Tarefa a cumprir >> Copie sem alterações, do texto sobre a exclusão do ICMS da base do PIS e da Cofins, o trecho entre "Hoje, a alíquota" e "total das empresas.", inclusive.

Trecho selecionado >>
Chamada de tese do século pelo volume de recuperação de créditos do Pis e da Cofins, terminou na quinta feira dia 13/05/2021 o julgamento do Embargos de Declaração que a União pedia que o STF modulasse a decisão e julgasse qual ICMS fosse considerado para excluir da base de cálculo. Uma decisão muito importante para os contribuintes foi a definição do imposto destacado na nota fiscal será a base que deve ser devolvido para as empresas. Foi modulado também a data de 15 de março de 2017 que a corte fixou esse entendimento, ressalvadas as ações e procedimentos judiciais e administrativos protocolados até a mesma data.
Hoje, a alíquota do PIS/Cofins, que é federal, é aplicada sobre uma base do faturamento da empresa que inclui o que já foi pago anteriormente em ICMS, que é estadual, e é a mudança nessa metodologia que estava em discussão, para que não haja mais cobrança de imposto sobre as contribuições. A definição pelo ICMS destacado na nota fiscal é muito boa para o contribuinte. Para ter uma ideia pratica dos valores a recuperar com o fim da cumulatividade, significa uma redução na ordem de 2% a 3% no custo total das empresas.

Dados para análise >>
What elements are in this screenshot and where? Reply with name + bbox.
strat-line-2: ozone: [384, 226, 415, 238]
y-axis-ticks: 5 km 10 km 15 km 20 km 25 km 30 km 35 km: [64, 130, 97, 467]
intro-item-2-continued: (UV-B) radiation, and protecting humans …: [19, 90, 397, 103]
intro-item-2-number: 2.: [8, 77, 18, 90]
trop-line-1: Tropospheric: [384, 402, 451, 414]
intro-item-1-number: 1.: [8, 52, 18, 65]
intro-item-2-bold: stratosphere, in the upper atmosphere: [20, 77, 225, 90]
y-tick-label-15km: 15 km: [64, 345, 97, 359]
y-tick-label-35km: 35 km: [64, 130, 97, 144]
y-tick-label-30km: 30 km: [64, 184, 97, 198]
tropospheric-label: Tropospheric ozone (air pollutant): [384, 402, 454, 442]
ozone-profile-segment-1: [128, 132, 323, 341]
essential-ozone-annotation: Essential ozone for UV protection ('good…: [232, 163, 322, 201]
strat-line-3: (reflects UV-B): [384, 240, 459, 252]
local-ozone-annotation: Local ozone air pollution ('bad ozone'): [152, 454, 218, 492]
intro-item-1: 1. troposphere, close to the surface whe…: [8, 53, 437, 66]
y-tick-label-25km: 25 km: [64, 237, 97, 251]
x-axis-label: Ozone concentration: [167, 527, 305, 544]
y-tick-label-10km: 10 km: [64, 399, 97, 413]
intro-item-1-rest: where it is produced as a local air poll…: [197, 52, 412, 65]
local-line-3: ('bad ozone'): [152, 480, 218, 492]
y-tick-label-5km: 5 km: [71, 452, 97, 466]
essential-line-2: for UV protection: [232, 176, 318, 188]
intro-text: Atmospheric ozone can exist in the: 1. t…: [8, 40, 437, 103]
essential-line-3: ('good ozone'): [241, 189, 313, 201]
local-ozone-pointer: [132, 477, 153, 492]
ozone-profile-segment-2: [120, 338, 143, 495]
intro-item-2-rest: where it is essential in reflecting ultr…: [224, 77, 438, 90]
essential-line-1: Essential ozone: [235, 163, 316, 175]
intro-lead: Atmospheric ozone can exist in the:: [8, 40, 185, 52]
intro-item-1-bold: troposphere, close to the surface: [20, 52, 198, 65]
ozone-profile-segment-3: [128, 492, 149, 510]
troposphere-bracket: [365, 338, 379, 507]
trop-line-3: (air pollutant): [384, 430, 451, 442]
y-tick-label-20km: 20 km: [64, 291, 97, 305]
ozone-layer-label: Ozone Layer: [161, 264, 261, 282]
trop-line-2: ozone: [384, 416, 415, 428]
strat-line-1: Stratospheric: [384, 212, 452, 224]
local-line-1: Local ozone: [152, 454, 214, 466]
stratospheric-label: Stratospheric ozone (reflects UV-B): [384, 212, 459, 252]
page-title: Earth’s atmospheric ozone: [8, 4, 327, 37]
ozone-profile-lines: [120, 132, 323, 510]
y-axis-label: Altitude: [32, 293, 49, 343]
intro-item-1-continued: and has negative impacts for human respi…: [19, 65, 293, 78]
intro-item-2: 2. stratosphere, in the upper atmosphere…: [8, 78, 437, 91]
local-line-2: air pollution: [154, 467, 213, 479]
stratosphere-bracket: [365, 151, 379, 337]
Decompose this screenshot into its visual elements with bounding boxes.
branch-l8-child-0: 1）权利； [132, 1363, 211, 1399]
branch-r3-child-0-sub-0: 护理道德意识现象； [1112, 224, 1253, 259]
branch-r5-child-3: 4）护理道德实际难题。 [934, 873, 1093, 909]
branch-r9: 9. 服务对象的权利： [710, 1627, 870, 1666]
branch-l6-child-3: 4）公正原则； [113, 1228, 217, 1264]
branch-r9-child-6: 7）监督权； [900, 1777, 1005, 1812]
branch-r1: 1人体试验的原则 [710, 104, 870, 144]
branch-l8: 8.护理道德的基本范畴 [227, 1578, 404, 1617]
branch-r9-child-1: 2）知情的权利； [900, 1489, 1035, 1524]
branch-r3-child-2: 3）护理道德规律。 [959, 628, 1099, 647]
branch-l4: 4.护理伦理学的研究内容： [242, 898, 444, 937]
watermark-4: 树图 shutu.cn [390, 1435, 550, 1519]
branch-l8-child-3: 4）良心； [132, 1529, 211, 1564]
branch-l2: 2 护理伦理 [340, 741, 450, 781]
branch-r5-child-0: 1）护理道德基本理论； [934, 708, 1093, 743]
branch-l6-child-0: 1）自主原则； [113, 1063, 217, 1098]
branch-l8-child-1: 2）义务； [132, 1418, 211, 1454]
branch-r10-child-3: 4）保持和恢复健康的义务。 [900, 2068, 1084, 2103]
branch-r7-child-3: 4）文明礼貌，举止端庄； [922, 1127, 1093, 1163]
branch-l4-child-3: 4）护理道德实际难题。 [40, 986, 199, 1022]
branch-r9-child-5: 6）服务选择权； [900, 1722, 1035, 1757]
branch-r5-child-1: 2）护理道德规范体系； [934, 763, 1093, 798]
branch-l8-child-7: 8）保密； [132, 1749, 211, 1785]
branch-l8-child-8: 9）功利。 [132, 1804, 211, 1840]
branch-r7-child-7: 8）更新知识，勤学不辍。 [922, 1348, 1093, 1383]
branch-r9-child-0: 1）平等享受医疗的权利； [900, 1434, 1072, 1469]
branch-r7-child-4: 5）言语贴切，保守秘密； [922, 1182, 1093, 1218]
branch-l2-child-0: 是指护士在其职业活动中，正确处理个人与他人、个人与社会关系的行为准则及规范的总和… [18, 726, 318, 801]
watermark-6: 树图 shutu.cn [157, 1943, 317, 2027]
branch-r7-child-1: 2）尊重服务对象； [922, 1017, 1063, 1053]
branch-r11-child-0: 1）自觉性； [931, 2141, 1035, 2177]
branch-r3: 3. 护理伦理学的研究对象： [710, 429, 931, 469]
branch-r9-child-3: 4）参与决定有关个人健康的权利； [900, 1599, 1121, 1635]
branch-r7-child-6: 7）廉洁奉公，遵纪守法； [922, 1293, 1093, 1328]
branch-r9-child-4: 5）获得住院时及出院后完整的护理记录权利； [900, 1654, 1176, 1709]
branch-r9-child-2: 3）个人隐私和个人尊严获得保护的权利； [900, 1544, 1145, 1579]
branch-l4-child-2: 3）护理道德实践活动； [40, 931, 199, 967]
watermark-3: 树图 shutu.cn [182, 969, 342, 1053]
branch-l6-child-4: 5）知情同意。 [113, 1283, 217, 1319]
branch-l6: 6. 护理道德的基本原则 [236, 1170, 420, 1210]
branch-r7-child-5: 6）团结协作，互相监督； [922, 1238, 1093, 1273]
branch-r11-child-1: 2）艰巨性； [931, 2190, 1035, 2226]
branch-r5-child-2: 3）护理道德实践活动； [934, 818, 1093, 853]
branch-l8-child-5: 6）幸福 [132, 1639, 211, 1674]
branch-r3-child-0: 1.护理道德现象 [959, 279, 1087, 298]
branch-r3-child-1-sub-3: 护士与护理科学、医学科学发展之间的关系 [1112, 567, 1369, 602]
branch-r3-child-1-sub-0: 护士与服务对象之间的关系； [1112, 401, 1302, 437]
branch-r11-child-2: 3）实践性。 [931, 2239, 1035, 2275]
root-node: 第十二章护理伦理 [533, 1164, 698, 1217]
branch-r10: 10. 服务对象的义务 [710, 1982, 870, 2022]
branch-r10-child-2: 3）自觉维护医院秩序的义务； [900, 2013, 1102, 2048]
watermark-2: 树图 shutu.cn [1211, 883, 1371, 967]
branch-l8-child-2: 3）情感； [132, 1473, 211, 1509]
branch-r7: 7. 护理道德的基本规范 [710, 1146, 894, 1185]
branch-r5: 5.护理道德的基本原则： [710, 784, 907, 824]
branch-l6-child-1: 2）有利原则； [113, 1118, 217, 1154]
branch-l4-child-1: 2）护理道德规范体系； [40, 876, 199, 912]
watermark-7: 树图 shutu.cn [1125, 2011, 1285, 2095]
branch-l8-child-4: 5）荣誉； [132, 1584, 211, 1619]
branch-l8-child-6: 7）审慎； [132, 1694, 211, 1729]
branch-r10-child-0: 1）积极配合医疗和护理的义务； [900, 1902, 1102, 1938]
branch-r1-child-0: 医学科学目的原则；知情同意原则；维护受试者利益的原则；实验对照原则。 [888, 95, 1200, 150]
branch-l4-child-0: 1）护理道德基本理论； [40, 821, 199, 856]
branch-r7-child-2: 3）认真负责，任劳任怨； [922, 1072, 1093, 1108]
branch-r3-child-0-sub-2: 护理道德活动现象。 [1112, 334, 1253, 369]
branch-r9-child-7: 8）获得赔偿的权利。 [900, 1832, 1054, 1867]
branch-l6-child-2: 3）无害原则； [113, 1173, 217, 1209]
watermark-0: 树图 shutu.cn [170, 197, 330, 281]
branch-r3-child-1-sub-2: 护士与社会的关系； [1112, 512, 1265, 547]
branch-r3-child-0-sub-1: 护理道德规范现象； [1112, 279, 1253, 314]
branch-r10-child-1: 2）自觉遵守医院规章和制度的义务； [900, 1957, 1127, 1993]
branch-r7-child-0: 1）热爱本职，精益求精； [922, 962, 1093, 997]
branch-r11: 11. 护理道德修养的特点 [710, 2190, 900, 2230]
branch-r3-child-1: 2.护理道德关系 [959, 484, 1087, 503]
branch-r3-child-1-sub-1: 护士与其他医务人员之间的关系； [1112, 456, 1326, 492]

Sua solução >>
Hoje, a alíquota do PIS/Cofins, que é federal, é aplicada sobre uma base do faturamento da empresa que inclui o que já foi pago anteriormente em ICMS, que é estadual, e é a mudança nessa metodologia que estava em discussão, para que não haja mais cobrança de imposto sobre as contribuições. A definição pelo ICMS destacado na nota fiscal é muito boa para o contribuinte. Para ter uma ideia pratica dos valores a recuperar com o fim da cumulatividade, significa uma redução na ordem de 2% a 3% no custo total das empresas.